> _Goal of the exercise_: Select all lines holding the word "нашей" from the entries that follow.

> _Supplied material_:
◆ ◆ ◆ ◆ ◆

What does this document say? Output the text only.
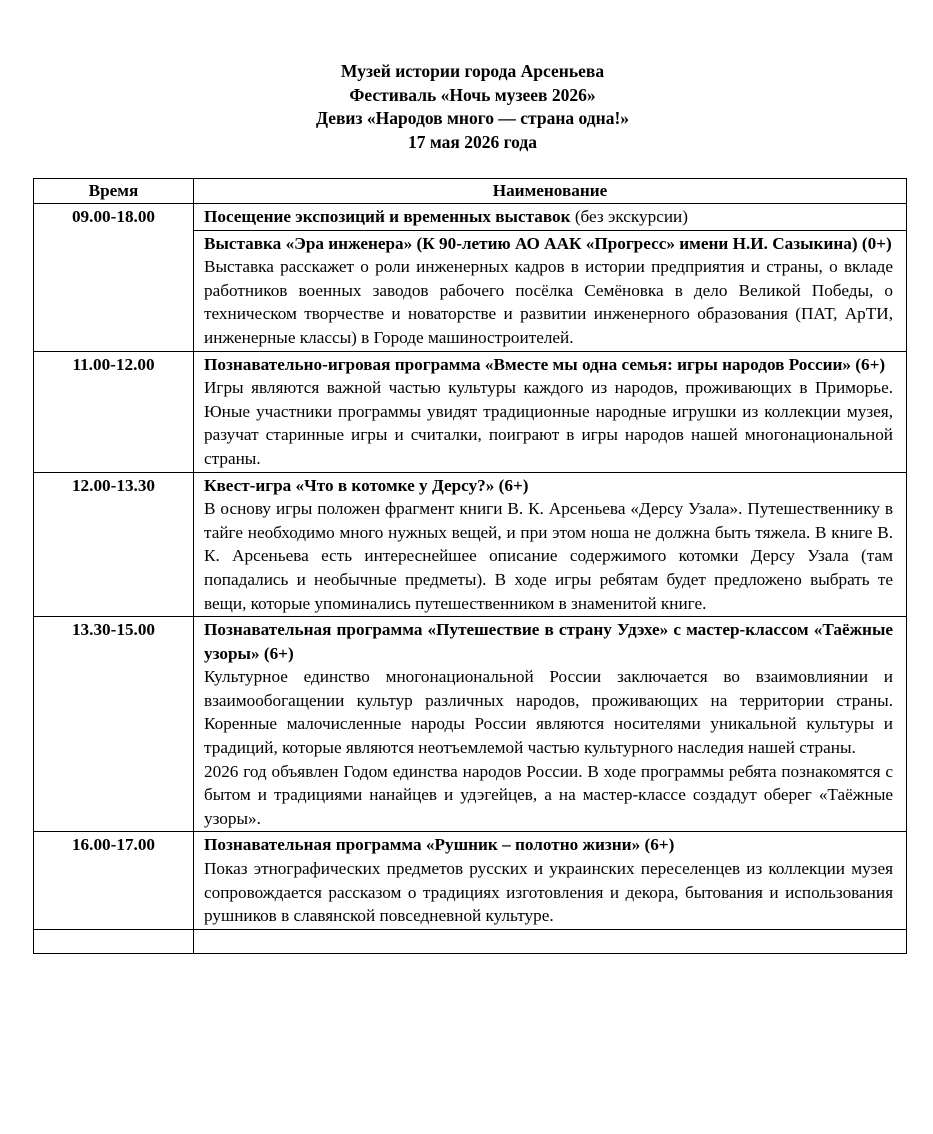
Музей истории города Арсеньева
Фестиваль «Ночь музеев 2026»
Девиз «Народов много — страна одна!»
17 мая 2026 года
Время	Наименование
09.00-18.00	Посещение экспозиций и временных выставок (без экскурсии)

	Выставка «Эра инженера» (К 90-летию АО ААК «Прогресс» имени Н.И. Сазыкина) (0+)
Выставка расскажет о роли инженерных кадров в истории предприятия и страны, о вкладе работников военных заводов рабочего посёлка Семёновка в дело Великой Победы, о техническом творчестве и новаторстве и развитии инженерного образования (ПАТ, АрТИ, инженерные классы) в Городе машиностроителей.

11.00-12.00	Познавательно-игровая программа «Вместе мы одна семья: игры народов России» (6+)
Игры являются важной частью культуры каждого из народов, проживающих в Приморье. Юные участники программы увидят традиционные народные игрушки из коллекции музея, разучат старинные игры и считалки, поиграют в игры народов нашей многонациональной страны.

12.00-13.30	Квест-игра «Что в котомке у Дерсу?» (6+)
В основу игры положен фрагмент книги В. К. Арсеньева «Дерсу Узала». Путешественнику в тайге необходимо много нужных вещей, и при этом ноша не должна быть тяжела. В книге В. К. Арсеньева есть интереснейшее описание содержимого котомки Дерсу Узала (там попадались и необычные предметы). В ходе игры ребятам будет предложено выбрать те вещи, которые упоминались путешественником в знаменитой книге.

13.30-15.00	Познавательная программа «Путешествие в страну Удэхе» с мастер-классом «Таёжные узоры» (6+)
Культурное единство многонациональной России заключается во взаимовлиянии и взаимообогащении культур различных народов, проживающих на территории страны. Коренные малочисленные народы России являются носителями уникальной культуры и традиций, которые являются неотъемлемой частью культурного наследия нашей страны.
2026 год объявлен Годом единства народов России. В ходе программы ребята познакомятся с бытом и традициями нанайцев и удэгейцев, а на мастер-классе создадут оберег «Таёжные узоры».

16.00-17.00	Познавательная программа «Рушник – полотно жизни» (6+)
Показ этнографических предметов русских и украинских переселенцев из коллекции музея сопровождается рассказом о традициях изготовления и декора, бытования и использования рушников в славянской повседневной культуре.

◆ ◆ ◆ ◆ ◆

> _Solution_:
Игры являются важной частью культуры каждого из народов, проживающих в Приморье. Юные участники программы увидят традиционные народные игрушки из коллекции музея, разучат старинные игры и считалки, поиграют в игры народов нашей многонациональной страны.
Культурное единство многонациональной России заключается во взаимовлиянии и взаимообогащении культур различных народов, проживающих на территории страны. Коренные малочисленные народы России являются носителями уникальной культуры и традиций, которые являются неотъемлемой частью культурного наследия нашей страны.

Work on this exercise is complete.